▶ [Exercise goal]: Output every record word for word.

######

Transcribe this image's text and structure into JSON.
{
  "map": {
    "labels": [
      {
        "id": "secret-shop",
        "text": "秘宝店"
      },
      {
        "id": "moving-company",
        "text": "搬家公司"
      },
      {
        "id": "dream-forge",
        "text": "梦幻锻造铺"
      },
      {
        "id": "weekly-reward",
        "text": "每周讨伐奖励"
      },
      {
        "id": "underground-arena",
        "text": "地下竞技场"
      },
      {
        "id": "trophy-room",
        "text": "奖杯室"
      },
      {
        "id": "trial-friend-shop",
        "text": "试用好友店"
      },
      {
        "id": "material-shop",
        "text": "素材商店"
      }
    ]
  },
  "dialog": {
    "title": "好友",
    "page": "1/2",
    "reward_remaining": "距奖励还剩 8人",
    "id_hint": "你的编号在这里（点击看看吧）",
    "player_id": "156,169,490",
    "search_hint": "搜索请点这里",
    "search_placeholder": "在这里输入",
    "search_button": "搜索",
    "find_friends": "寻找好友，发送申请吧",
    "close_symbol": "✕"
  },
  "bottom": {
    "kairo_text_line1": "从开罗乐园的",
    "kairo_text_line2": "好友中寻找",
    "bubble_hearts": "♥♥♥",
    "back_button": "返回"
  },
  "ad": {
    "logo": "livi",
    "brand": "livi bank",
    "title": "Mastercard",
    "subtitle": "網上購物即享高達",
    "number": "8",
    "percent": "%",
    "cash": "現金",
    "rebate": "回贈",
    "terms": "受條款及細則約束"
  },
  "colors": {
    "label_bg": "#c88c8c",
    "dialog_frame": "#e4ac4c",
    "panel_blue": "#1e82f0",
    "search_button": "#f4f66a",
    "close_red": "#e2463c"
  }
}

######

▶ [Solution for this exercise]:
Transcribe this image's text and structure into JSON.
{
  "map": {
    "labels": [
      {
        "id": "secret-shop",
        "text": "秘宝店"
      },
      {
        "id": "moving-company",
        "text": "搬家公司"
      },
      {
        "id": "dream-forge",
        "text": "梦幻锻造铺"
      },
      {
        "id": "weekly-reward",
        "text": "每周讨伐奖励"
      },
      {
        "id": "underground-arena",
        "text": "地下竞技场"
      },
      {
        "id": "trophy-room",
        "text": "奖杯室"
      },
      {
        "id": "trial-friend-shop",
        "text": "试用好友店"
      },
      {
        "id": "material-shop",
        "text": "素材商店"
      }
    ]
  },
  "dialog": {
    "title": "好友",
    "page": "1/2",
    "reward_remaining": "距奖励还剩 8人",
    "id_hint": "你的编号在这里（点击看看吧）",
    "player_id": "156,169,490",
    "search_hint": "搜索请点这里",
    "search_placeholder": "在这里输入",
    "search_button": "搜索",
    "find_friends": "寻找好友，发送申请吧",
    "close_symbol": "✕"
  },
  "bottom": {
    "kairo_text_line1": "从开罗乐园的",
    "kairo_text_line2": "好友中寻找",
    "bubble_hearts": "♥♥♥",
    "back_button": "返回"
  },
  "ad": {
    "logo": "livi",
    "brand": "livi bank",
    "title": "Mastercard",
    "subtitle": "網上購物即享高達",
    "number": "8",
    "percent": "%",
    "cash": "現金",
    "rebate": "回贈",
    "terms": "受條款及細則約束"
  },
  "colors": {
    "label_bg": "#c88c8c",
    "dialog_frame": "#e4ac4c",
    "panel_blue": "#1e82f0",
    "search_button": "#f4f66a",
    "close_red": "#e2463c"
  }
}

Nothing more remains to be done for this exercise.